▼

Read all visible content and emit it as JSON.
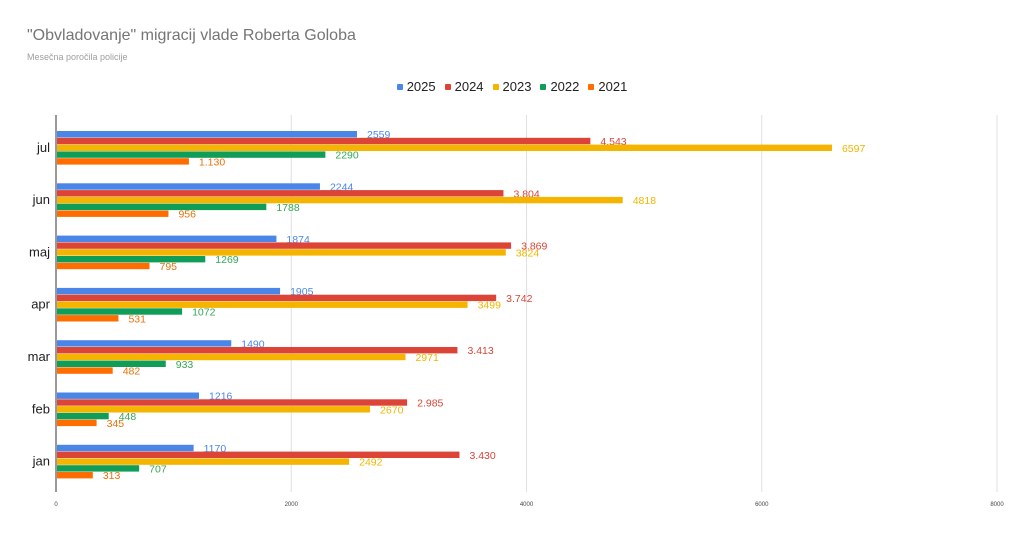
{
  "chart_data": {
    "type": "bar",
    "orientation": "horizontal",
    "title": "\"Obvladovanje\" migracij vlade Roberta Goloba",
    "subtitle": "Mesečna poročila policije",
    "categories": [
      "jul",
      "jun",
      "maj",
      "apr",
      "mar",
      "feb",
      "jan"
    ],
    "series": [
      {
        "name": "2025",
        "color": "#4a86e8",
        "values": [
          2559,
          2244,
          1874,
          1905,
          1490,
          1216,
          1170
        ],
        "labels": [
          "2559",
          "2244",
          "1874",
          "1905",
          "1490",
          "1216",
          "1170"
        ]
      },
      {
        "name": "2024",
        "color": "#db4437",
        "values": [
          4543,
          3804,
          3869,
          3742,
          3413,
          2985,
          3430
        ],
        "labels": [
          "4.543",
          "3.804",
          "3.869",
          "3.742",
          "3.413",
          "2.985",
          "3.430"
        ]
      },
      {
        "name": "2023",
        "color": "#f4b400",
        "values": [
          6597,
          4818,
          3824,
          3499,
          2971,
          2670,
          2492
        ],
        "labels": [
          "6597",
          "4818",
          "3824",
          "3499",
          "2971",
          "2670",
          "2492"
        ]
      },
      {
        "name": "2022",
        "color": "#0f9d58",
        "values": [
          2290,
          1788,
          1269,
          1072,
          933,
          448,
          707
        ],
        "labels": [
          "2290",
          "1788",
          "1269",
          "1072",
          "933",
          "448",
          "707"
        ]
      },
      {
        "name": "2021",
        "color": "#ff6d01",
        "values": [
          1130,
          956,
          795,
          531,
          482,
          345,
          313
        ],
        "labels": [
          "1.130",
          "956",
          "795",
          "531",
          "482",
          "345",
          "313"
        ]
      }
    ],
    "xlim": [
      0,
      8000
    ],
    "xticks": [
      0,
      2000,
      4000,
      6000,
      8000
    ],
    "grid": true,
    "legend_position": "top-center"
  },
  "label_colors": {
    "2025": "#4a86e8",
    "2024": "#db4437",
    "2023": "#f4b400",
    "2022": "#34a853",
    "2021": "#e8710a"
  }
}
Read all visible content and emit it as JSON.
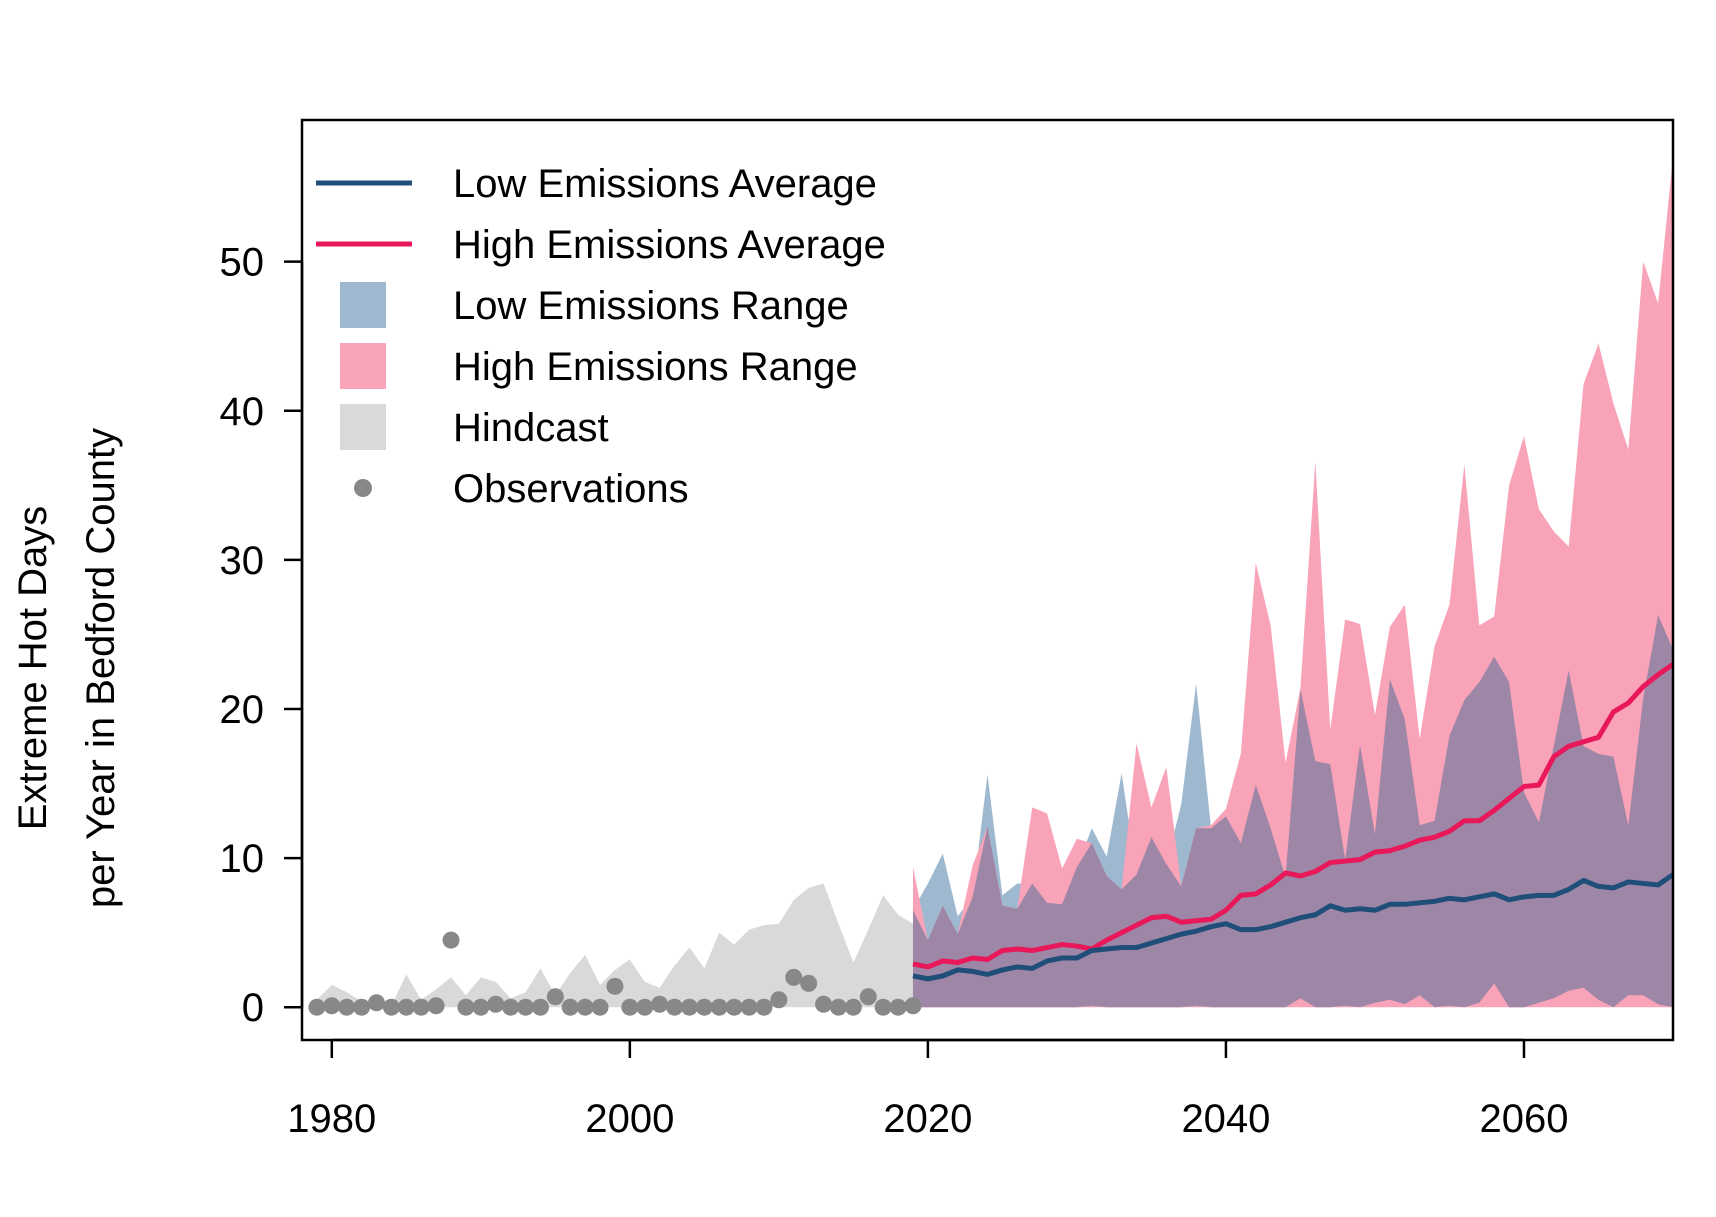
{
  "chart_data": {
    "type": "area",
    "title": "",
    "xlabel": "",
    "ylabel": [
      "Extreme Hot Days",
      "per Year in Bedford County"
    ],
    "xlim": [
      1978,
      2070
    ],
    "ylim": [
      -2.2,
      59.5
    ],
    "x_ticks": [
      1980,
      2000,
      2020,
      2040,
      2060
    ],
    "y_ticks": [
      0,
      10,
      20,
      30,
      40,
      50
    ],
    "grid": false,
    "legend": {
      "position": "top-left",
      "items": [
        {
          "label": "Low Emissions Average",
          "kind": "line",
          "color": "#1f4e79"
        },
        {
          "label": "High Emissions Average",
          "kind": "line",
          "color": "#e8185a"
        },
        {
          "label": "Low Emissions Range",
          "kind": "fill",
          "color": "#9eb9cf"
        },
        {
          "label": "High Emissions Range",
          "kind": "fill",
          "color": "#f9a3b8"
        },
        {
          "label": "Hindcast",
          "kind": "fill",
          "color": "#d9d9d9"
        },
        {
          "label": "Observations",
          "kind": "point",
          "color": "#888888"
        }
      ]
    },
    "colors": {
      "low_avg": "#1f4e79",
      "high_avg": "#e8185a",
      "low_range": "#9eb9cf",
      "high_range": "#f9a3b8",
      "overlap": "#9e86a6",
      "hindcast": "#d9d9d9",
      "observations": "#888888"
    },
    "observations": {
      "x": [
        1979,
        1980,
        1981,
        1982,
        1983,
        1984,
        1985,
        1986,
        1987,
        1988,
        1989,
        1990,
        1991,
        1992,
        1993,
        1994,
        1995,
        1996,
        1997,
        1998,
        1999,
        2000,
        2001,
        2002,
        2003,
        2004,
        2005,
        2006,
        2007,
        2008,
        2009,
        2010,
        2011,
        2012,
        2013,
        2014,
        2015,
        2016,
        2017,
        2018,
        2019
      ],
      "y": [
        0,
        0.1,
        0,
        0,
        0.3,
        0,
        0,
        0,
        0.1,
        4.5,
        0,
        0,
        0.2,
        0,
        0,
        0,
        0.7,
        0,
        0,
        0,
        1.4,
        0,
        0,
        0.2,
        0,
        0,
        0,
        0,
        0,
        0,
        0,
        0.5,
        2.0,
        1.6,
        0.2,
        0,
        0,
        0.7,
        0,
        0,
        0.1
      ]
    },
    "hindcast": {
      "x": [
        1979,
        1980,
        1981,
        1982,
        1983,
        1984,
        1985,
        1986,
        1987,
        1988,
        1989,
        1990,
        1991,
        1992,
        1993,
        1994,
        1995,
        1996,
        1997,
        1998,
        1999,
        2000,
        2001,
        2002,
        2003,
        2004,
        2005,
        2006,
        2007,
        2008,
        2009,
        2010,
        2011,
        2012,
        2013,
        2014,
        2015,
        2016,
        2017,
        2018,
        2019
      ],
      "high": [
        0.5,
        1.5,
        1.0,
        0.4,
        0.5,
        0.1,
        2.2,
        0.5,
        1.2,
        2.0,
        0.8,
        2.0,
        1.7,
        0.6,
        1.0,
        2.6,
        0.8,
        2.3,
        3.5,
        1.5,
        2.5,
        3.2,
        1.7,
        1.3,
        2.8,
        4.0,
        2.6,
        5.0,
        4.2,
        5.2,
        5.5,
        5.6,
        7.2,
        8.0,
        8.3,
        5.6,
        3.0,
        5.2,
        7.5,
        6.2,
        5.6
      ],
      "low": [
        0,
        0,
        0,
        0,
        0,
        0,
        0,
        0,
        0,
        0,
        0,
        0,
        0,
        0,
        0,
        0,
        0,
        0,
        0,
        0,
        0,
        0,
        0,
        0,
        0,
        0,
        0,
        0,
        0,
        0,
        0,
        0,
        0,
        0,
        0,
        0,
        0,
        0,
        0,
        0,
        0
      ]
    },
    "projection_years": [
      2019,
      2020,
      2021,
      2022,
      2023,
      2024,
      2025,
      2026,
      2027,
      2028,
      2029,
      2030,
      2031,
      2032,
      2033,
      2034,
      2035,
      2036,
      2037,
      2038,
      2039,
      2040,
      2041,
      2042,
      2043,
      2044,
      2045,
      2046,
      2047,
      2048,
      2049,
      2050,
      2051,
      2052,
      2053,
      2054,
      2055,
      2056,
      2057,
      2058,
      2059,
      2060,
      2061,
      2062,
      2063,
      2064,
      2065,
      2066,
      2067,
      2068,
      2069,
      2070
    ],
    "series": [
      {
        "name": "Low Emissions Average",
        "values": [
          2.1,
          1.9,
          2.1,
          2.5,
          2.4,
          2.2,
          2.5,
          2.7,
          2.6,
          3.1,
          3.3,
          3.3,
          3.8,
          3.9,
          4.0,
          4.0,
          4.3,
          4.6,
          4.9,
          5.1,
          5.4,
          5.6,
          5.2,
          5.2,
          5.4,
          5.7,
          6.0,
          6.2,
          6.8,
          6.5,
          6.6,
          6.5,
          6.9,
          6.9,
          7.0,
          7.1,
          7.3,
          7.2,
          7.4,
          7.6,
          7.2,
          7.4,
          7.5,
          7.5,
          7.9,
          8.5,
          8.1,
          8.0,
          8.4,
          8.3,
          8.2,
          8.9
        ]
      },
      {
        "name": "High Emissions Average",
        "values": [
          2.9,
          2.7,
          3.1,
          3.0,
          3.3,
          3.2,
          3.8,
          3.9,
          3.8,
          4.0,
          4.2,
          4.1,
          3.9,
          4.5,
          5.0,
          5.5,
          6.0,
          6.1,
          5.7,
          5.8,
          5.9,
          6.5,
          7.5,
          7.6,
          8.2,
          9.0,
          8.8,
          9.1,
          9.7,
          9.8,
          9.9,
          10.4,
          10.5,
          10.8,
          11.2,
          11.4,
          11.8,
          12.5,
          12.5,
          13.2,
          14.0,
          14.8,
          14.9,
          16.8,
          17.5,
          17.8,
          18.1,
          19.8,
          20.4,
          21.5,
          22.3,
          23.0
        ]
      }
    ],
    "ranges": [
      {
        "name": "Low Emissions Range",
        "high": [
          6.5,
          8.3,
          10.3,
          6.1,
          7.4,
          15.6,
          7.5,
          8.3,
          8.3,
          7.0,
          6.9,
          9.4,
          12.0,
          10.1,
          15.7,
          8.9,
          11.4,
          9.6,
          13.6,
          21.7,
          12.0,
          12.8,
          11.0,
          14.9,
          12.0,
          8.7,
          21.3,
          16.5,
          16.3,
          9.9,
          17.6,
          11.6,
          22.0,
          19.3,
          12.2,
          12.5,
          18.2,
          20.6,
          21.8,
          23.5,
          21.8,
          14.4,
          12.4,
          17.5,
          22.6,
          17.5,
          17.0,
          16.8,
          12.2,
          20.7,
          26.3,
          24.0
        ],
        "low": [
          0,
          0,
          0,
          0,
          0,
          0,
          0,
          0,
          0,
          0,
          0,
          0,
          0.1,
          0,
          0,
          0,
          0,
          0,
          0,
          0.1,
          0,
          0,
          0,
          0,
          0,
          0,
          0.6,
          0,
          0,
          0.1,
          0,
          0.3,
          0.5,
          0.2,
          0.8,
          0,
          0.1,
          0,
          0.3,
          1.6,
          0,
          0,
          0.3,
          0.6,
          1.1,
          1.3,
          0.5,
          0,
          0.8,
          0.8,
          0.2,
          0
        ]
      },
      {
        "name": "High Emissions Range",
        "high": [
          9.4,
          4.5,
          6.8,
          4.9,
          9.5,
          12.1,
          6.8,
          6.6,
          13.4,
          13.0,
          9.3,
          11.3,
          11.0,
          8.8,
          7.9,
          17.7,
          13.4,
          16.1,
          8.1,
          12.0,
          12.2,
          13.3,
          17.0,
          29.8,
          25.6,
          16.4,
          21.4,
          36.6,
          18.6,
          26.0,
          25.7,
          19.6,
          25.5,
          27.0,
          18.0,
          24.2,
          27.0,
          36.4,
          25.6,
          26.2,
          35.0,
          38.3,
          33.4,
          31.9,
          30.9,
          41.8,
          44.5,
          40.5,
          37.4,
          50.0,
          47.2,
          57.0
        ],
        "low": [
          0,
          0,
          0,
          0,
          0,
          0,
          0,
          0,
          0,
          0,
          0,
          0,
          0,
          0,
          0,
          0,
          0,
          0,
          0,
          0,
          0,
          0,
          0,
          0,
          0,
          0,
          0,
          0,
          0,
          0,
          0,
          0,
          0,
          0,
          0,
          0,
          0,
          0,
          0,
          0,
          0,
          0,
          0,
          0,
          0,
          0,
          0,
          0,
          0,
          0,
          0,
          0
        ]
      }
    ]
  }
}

▲
▼

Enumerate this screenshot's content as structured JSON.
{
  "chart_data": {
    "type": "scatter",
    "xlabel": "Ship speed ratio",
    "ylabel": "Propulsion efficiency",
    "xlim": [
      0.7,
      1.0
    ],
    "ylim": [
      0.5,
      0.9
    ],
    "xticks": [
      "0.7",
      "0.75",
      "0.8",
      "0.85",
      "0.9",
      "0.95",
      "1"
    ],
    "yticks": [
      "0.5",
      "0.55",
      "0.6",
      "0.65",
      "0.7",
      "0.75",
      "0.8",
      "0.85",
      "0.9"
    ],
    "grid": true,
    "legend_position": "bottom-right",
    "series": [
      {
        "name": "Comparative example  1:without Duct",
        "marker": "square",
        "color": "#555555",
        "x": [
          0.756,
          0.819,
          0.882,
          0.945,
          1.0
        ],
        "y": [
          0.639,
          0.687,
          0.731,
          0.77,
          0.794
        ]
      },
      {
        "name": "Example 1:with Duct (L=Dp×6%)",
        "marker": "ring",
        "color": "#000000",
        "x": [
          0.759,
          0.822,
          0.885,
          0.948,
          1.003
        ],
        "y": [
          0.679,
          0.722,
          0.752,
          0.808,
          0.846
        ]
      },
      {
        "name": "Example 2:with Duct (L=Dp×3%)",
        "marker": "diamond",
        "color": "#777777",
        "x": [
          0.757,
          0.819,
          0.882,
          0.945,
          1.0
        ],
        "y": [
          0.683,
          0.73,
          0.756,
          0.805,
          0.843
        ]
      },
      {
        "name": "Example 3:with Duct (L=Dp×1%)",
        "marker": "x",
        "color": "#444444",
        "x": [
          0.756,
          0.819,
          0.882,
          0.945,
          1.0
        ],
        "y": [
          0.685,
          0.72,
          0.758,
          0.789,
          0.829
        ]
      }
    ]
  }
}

▲
▼

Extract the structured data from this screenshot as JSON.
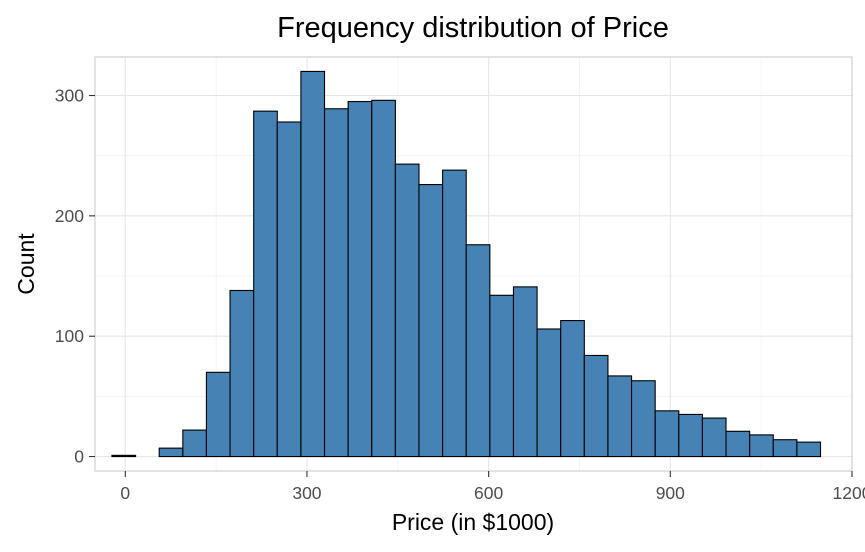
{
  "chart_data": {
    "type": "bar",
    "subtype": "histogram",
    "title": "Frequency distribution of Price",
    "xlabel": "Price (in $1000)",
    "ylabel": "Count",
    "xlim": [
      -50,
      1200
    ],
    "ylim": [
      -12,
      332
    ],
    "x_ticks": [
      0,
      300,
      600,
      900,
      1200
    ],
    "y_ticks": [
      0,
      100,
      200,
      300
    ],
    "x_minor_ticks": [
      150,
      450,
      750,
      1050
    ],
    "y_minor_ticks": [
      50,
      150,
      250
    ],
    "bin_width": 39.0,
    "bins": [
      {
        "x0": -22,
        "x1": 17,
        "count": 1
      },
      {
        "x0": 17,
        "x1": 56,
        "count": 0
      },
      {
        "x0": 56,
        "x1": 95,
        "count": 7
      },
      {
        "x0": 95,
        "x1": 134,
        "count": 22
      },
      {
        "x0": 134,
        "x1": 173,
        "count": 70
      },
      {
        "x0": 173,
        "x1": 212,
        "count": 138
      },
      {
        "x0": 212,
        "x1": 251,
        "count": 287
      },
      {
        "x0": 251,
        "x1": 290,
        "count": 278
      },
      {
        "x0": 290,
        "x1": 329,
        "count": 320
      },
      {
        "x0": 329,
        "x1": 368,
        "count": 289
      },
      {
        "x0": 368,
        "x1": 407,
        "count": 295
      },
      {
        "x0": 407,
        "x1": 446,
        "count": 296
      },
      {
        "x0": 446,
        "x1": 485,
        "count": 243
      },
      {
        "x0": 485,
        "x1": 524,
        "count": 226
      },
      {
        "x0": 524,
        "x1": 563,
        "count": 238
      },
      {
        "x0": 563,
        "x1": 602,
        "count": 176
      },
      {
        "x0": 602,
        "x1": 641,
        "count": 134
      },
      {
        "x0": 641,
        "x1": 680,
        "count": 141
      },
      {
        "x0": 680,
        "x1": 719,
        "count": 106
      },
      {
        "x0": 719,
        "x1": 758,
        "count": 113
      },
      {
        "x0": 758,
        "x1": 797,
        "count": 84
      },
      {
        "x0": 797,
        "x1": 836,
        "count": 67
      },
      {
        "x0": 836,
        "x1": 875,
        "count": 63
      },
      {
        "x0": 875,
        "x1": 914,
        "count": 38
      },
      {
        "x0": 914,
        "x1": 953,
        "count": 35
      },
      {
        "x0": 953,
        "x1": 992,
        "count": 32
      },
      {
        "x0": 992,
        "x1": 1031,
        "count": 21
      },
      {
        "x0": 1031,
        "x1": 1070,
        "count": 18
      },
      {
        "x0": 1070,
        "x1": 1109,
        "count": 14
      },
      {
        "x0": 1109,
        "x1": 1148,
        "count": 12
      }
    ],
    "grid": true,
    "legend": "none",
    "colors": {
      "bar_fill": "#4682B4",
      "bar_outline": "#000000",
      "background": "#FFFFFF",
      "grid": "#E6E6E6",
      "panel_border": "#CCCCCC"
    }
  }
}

▲

#### Task goal:
Determine how many lines in the records contain "Emissions", and reply with the number only.

#### Expected answer:
8